AIM:
Can you return the rows below word for word, leaving the pictures out of your answer?

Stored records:
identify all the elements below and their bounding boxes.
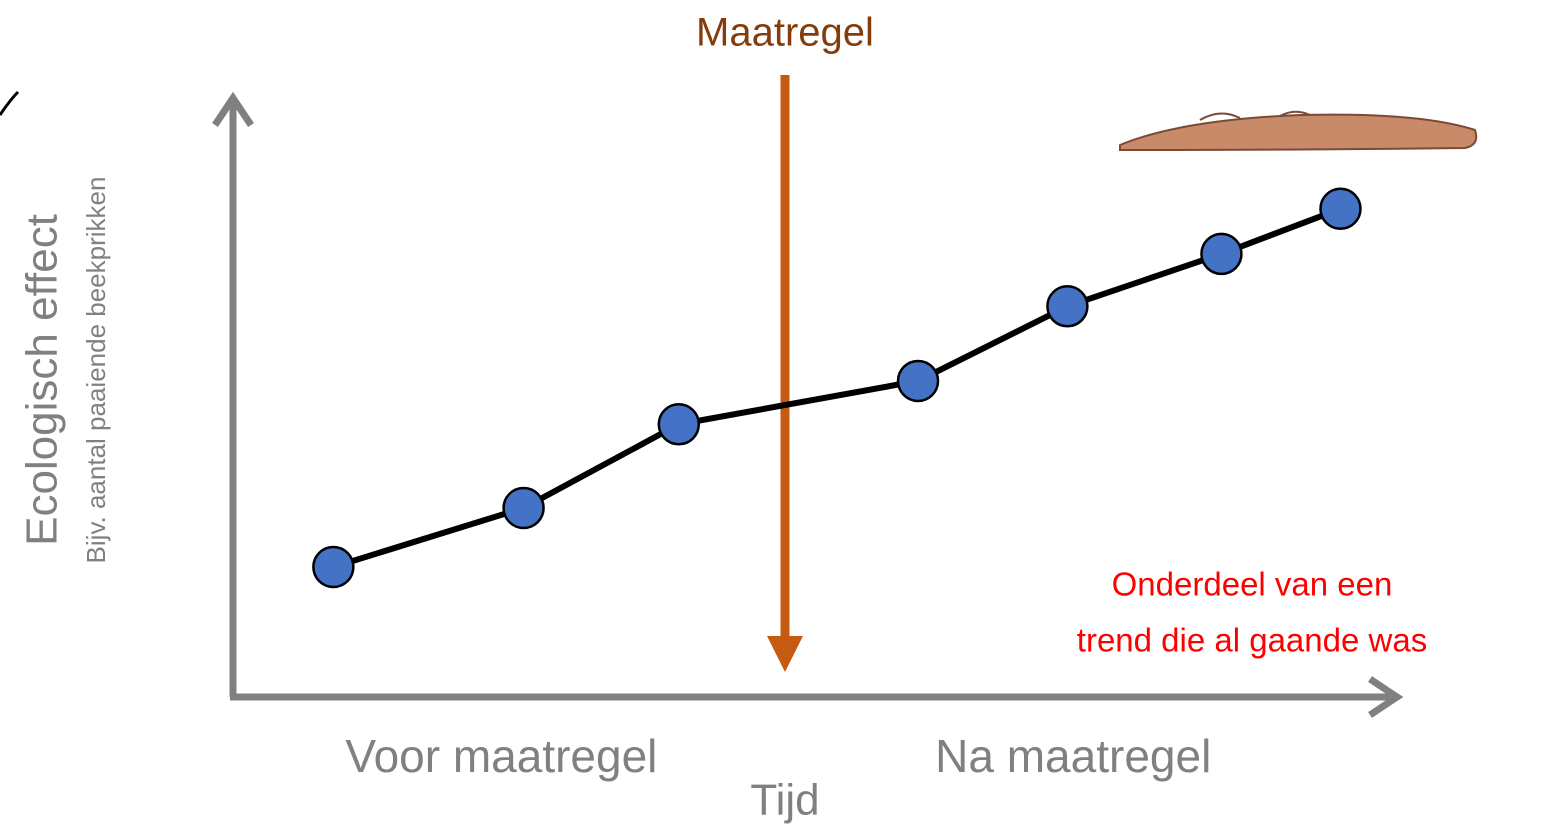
data-point [896, 359, 940, 403]
data-point [657, 403, 701, 446]
data-point [502, 486, 545, 530]
intervention-label: Maatregel [696, 11, 874, 55]
x-axis-label: Tijd [750, 776, 819, 825]
annotation: trend die al gaande was [1077, 622, 1427, 659]
data-point [1046, 285, 1089, 328]
trend-line [332, 205, 1342, 570]
intervention-arrowhead [766, 636, 803, 672]
period-label: Voor maatregel [345, 730, 657, 782]
period-label: Na maatregel [935, 730, 1211, 782]
annotation: Onderdeel van een [1112, 566, 1393, 603]
data-point [1200, 232, 1243, 276]
data-point [312, 545, 355, 589]
data-point [1319, 187, 1362, 231]
lamprey-icon [1119, 110, 1478, 152]
axes [212, 91, 1404, 718]
y-axis-sublabel: Bijv. aantal paaiende beekprikken [81, 177, 111, 564]
decoration [0, 90, 20, 116]
y-axis-label: Ecologisch effect [18, 214, 67, 546]
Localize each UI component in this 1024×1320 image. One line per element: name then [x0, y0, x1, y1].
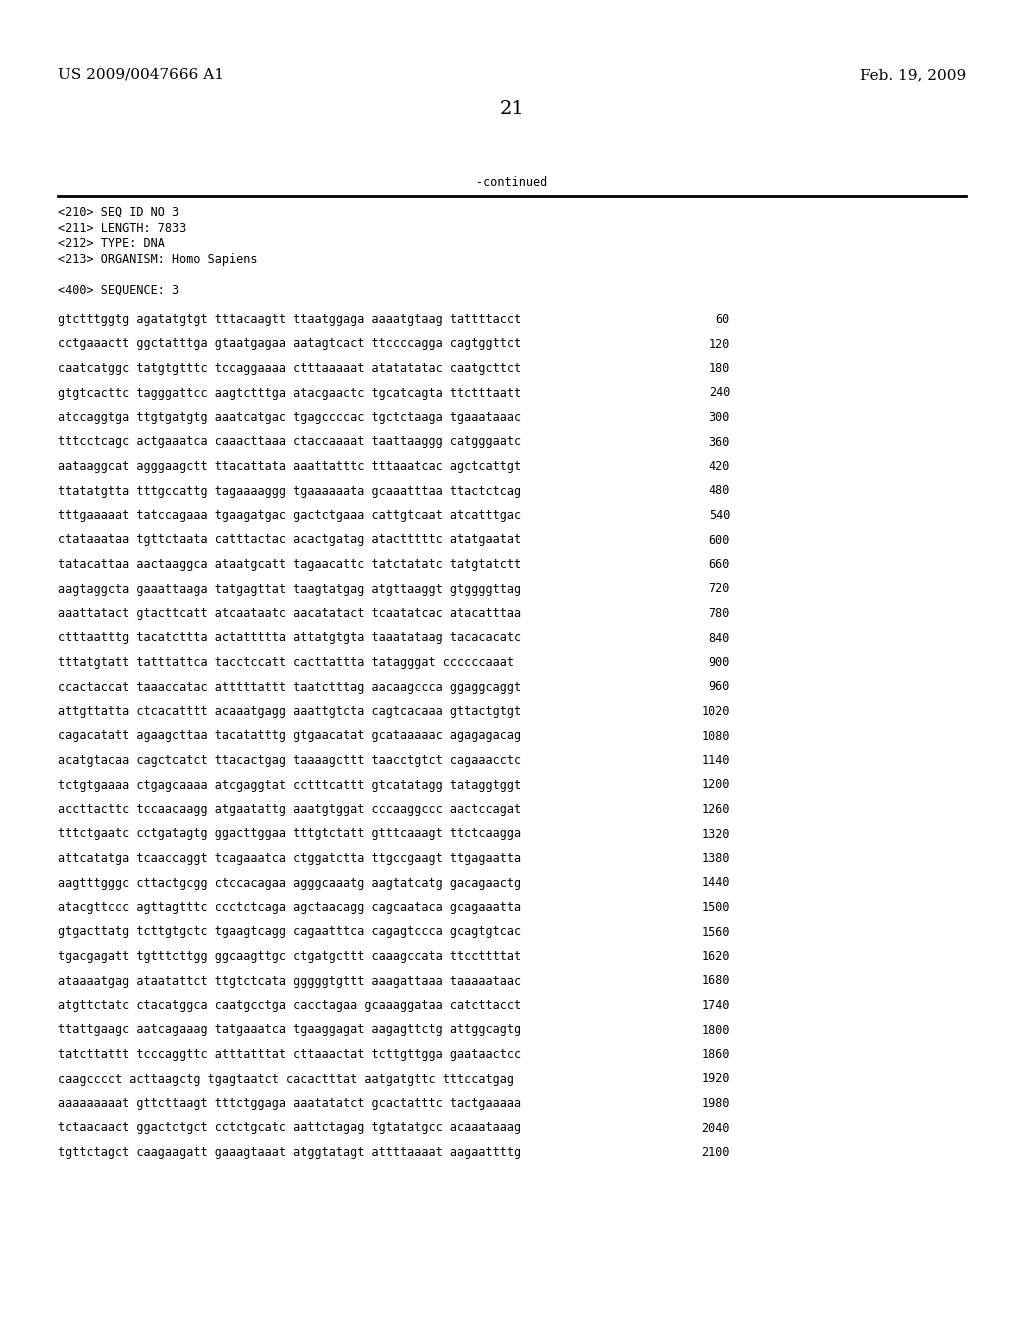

FULL ANSWER:
identify all the elements below and their bounding boxes.
data-point [896, 359, 940, 403]
data-point [657, 403, 701, 446]
data-point [502, 486, 545, 530]
intervention-label: Maatregel [696, 11, 874, 55]
x-axis-label: Tijd [750, 776, 819, 825]
annotation: trend die al gaande was [1077, 622, 1427, 659]
data-point [1046, 285, 1089, 328]
trend-line [332, 205, 1342, 570]
intervention-arrowhead [766, 636, 803, 672]
period-label: Voor maatregel [345, 730, 657, 782]
period-label: Na maatregel [935, 730, 1211, 782]
annotation: Onderdeel van een [1112, 566, 1393, 603]
data-point [1200, 232, 1243, 276]
data-point [312, 545, 355, 589]
data-point [1319, 187, 1362, 231]
lamprey-icon [1119, 110, 1478, 152]
axes [212, 91, 1404, 718]
y-axis-sublabel: Bijv. aantal paaiende beekprikken [81, 177, 111, 564]
decoration [0, 90, 20, 116]
y-axis-label: Ecologisch effect [18, 214, 67, 546]
Localize each UI component in this 1024×1320 image. One line per element: name then [x0, y0, x1, y1].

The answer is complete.